[Raw records]
========
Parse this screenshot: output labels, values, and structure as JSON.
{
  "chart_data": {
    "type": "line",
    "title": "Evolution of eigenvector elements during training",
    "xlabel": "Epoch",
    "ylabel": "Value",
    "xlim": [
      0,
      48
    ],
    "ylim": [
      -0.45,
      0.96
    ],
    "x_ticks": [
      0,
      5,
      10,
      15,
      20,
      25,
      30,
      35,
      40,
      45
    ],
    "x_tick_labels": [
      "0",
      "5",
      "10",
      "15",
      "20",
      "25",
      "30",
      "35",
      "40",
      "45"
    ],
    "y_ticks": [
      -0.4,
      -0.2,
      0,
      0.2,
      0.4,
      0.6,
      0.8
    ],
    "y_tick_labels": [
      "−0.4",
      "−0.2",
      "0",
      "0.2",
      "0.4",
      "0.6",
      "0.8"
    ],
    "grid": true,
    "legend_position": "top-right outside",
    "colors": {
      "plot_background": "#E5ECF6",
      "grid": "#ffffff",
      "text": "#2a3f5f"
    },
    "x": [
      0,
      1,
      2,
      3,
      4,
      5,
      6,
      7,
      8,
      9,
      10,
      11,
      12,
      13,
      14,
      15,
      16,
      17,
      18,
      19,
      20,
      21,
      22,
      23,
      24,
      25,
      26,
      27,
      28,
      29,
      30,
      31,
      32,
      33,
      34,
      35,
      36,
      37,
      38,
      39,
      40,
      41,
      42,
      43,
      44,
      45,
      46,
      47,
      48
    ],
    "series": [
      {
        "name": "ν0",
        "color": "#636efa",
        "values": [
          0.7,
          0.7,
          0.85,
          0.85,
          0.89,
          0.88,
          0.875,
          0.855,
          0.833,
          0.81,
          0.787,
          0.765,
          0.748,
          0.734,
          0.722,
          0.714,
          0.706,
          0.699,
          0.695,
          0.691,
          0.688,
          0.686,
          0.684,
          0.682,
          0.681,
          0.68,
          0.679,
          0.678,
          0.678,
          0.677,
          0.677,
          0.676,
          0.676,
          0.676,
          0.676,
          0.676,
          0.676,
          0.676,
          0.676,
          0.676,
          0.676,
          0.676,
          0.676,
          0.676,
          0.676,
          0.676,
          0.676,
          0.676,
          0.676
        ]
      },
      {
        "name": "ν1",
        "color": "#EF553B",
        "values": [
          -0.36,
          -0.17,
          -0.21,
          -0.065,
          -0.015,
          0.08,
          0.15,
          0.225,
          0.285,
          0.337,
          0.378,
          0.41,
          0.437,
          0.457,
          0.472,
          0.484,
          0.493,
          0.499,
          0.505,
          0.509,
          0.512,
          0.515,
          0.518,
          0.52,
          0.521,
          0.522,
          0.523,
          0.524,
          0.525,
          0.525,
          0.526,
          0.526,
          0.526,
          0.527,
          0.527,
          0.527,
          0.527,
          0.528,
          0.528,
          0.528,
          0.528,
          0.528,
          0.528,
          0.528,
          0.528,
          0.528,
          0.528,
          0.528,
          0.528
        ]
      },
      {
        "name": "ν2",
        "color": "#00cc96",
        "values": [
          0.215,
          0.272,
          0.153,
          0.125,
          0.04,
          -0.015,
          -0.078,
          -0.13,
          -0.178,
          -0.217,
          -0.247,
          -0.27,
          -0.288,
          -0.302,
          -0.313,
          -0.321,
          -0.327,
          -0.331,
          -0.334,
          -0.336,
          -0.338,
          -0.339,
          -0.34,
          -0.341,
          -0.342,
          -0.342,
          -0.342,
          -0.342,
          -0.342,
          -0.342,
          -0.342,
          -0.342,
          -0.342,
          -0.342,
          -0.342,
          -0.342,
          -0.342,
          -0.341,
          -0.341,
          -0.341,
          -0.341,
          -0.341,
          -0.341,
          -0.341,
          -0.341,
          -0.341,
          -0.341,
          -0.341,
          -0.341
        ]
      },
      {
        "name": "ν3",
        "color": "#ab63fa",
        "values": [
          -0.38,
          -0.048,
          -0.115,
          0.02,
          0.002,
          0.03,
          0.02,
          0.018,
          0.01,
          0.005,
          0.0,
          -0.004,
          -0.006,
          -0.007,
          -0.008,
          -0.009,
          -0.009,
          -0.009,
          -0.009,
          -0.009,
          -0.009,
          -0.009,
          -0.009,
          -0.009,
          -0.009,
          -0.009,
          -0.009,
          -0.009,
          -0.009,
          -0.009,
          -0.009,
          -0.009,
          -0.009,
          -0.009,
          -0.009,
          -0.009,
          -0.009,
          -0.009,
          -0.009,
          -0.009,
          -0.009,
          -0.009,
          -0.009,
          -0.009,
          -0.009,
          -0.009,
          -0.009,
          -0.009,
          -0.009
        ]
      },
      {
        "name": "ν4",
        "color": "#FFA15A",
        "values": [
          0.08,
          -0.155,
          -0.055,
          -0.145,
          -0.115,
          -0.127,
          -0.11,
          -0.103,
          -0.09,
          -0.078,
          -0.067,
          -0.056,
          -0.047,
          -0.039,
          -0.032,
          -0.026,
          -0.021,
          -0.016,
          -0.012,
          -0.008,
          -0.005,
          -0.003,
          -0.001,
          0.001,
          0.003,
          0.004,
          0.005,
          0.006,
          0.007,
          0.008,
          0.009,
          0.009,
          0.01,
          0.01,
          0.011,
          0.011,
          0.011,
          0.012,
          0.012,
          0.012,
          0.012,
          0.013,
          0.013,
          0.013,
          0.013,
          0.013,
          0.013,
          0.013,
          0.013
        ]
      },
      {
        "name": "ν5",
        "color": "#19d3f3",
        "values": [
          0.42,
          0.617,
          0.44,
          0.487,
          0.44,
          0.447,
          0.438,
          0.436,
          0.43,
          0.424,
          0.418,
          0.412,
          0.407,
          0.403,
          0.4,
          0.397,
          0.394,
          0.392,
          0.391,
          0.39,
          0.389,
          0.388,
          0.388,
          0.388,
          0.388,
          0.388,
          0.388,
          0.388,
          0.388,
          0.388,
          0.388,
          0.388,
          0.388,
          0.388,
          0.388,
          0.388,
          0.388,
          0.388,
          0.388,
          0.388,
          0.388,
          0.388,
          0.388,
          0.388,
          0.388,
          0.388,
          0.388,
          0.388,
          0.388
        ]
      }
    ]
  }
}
========
* **What needs to be done**
Across the entries above, how many lines contain "name"? Provide only the count.

* **Full output**
6